Box annotation data
+++++
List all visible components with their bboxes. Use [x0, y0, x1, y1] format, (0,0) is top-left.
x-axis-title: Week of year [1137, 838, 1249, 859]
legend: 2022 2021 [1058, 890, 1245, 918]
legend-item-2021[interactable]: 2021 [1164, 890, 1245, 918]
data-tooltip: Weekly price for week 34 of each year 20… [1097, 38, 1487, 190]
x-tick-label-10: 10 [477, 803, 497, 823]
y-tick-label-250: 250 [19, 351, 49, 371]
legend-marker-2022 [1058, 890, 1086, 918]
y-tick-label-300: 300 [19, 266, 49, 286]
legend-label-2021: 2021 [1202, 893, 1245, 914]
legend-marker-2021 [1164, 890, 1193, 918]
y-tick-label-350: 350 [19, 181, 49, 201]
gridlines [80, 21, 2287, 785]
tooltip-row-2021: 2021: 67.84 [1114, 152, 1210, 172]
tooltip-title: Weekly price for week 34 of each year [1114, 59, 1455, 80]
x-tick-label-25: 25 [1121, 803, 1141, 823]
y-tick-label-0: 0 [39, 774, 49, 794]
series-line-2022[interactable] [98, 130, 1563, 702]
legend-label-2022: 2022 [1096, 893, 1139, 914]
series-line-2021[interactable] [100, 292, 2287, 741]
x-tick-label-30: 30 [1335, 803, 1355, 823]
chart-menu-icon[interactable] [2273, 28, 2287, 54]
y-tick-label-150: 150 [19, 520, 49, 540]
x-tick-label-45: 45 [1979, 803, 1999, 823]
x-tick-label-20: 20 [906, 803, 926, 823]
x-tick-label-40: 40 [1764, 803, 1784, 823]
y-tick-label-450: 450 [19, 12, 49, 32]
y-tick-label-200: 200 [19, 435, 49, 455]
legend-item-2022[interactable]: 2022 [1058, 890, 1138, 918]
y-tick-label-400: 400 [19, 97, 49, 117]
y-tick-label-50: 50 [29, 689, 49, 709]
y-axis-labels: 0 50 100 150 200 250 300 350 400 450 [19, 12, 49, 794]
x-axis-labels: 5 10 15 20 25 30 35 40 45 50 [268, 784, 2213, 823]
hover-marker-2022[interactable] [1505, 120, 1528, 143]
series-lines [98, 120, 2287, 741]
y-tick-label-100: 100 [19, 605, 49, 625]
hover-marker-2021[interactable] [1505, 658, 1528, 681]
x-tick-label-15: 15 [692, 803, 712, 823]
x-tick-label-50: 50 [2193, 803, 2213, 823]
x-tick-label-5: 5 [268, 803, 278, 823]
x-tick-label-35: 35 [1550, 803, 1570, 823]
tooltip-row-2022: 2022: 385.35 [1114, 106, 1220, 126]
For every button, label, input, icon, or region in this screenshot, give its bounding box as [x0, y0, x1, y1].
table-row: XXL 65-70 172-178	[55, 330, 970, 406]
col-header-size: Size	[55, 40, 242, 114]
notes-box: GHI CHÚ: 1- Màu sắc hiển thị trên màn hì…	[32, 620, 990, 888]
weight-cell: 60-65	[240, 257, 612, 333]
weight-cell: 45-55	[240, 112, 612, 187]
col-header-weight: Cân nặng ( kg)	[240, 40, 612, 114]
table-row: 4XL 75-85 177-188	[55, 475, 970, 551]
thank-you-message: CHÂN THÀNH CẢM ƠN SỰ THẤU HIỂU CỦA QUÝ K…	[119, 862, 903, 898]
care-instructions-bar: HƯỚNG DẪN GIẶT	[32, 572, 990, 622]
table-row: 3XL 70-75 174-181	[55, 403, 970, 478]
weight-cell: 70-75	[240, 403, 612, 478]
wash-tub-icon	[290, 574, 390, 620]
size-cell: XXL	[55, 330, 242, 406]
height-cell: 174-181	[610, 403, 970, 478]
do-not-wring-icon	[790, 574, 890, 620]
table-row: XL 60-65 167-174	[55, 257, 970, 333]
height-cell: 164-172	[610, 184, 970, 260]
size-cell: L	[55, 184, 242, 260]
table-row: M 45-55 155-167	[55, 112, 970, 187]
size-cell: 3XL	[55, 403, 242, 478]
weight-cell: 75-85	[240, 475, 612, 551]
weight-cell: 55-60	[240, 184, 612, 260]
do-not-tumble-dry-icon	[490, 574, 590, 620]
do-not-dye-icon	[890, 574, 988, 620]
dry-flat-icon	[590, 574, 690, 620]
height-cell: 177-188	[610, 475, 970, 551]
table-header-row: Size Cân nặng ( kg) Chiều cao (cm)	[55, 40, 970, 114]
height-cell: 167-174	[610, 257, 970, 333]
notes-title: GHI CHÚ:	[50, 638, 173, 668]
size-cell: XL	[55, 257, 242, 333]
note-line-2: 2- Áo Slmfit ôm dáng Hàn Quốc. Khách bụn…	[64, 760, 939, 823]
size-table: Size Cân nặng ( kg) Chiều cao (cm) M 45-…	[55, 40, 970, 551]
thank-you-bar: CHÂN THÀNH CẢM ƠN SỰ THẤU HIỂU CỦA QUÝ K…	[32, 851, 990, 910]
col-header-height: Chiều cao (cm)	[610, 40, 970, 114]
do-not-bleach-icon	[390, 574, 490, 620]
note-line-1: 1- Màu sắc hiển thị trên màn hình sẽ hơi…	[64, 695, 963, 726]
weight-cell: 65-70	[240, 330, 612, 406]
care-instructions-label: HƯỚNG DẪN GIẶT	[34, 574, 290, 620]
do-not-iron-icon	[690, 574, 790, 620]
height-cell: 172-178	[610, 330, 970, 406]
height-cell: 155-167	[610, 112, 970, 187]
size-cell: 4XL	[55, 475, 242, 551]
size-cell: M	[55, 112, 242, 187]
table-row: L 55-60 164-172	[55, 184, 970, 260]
+++++
§ **Given request**: Can you pull out every row above that contains the string "instructions", treating uppercase and lowercase as different?

§ **Expected answer**:
care-instructions-bar: HƯỚNG DẪN GIẶT	[32, 572, 990, 622]
care-instructions-label: HƯỚNG DẪN GIẶT	[34, 574, 290, 620]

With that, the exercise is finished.